● Exercise goal:
Search the records that follow and extract every line containing the string "JSON".

● Given data:
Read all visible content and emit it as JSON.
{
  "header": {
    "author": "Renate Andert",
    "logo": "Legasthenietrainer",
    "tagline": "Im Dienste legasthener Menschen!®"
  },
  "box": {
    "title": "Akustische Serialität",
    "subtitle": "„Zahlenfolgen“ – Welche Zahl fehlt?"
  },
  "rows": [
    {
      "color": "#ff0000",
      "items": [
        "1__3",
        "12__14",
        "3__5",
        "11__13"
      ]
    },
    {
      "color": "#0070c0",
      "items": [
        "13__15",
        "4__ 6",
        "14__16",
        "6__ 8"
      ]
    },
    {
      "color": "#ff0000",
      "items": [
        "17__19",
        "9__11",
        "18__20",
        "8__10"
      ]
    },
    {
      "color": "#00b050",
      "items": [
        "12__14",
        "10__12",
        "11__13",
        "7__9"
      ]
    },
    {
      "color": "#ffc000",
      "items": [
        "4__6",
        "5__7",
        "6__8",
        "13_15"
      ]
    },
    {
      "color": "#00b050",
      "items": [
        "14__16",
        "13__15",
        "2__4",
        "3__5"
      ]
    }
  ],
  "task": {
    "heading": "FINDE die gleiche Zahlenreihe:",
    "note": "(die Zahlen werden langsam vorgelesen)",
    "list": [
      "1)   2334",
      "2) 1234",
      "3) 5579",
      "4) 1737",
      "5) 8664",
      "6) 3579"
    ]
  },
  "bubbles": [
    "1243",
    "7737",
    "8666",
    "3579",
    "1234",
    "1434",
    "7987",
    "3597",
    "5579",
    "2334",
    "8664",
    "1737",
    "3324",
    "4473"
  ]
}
--
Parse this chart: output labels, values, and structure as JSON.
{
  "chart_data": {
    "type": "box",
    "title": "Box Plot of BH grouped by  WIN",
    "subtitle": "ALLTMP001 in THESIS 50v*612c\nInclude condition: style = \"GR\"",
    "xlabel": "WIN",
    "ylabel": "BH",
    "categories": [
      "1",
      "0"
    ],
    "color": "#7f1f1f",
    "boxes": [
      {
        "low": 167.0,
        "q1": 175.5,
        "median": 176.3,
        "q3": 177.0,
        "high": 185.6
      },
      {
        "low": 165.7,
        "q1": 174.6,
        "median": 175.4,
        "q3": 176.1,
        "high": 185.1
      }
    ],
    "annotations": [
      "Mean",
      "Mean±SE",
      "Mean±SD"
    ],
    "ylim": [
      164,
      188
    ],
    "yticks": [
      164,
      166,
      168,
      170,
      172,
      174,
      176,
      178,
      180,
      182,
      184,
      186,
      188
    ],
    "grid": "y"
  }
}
...
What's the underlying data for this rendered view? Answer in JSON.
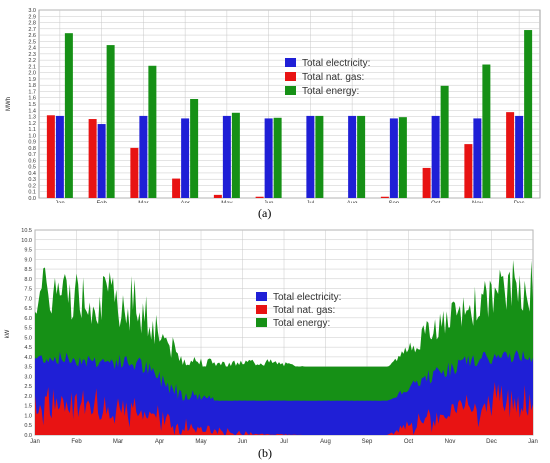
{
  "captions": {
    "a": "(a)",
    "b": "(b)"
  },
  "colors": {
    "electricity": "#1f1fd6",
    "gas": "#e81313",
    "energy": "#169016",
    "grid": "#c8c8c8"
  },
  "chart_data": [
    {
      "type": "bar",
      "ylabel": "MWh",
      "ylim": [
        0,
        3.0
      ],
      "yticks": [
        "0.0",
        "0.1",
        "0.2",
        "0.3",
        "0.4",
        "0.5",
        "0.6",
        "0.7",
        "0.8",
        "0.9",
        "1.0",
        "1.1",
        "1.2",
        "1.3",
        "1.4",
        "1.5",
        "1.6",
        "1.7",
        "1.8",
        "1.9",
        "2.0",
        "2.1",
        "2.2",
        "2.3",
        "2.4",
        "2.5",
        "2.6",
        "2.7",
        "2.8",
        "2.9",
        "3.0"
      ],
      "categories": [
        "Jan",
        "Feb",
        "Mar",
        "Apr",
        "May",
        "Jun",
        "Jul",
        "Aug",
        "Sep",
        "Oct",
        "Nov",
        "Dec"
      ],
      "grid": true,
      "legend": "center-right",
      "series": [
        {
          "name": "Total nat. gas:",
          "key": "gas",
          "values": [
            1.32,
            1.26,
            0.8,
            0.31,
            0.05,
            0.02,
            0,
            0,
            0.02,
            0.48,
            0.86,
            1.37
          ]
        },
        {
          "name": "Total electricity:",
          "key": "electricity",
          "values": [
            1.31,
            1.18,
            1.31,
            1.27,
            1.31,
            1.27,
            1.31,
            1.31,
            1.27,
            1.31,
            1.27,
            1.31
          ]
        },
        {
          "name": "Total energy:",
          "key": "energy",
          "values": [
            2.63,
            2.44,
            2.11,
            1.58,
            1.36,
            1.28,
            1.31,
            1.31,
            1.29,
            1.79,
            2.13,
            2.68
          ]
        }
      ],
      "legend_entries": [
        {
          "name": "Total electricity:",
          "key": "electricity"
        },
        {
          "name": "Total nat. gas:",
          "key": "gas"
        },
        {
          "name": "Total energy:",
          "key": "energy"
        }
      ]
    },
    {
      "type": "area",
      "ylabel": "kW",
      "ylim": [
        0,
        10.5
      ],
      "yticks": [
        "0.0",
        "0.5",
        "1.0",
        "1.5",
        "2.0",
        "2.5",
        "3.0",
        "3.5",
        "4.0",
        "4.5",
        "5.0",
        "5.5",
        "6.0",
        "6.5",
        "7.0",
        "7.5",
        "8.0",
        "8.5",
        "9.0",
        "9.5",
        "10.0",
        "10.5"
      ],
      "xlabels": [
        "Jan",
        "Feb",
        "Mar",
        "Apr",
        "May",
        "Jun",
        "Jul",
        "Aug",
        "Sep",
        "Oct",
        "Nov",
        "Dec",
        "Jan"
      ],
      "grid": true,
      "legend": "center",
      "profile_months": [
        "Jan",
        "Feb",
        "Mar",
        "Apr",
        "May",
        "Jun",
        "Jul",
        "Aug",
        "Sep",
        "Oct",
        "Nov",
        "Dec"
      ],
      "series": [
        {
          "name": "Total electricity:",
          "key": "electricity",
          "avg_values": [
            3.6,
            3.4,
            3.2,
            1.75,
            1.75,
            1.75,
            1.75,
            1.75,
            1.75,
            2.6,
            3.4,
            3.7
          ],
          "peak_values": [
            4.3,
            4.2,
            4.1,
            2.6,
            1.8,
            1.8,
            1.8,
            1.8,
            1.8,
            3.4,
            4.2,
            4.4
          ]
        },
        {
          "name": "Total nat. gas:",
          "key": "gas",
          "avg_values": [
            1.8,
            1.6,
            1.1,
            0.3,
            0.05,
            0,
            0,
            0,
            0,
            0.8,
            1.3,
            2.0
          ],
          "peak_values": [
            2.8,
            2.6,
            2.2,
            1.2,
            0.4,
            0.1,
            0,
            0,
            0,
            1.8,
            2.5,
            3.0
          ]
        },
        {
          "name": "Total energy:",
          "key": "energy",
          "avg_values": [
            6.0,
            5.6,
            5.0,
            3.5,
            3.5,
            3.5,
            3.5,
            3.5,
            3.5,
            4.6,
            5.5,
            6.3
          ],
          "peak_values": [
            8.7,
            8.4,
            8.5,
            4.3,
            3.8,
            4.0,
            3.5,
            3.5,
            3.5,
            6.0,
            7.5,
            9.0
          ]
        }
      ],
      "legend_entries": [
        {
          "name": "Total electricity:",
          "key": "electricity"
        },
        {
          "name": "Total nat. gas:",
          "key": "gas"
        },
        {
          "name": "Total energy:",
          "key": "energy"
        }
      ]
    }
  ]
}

● Solution to this task:
Read all visible content and emit it as JSON.
Parse this chart: output labels, values, and structure as JSON.
What's the underlying data for this rendered view? Answer in JSON.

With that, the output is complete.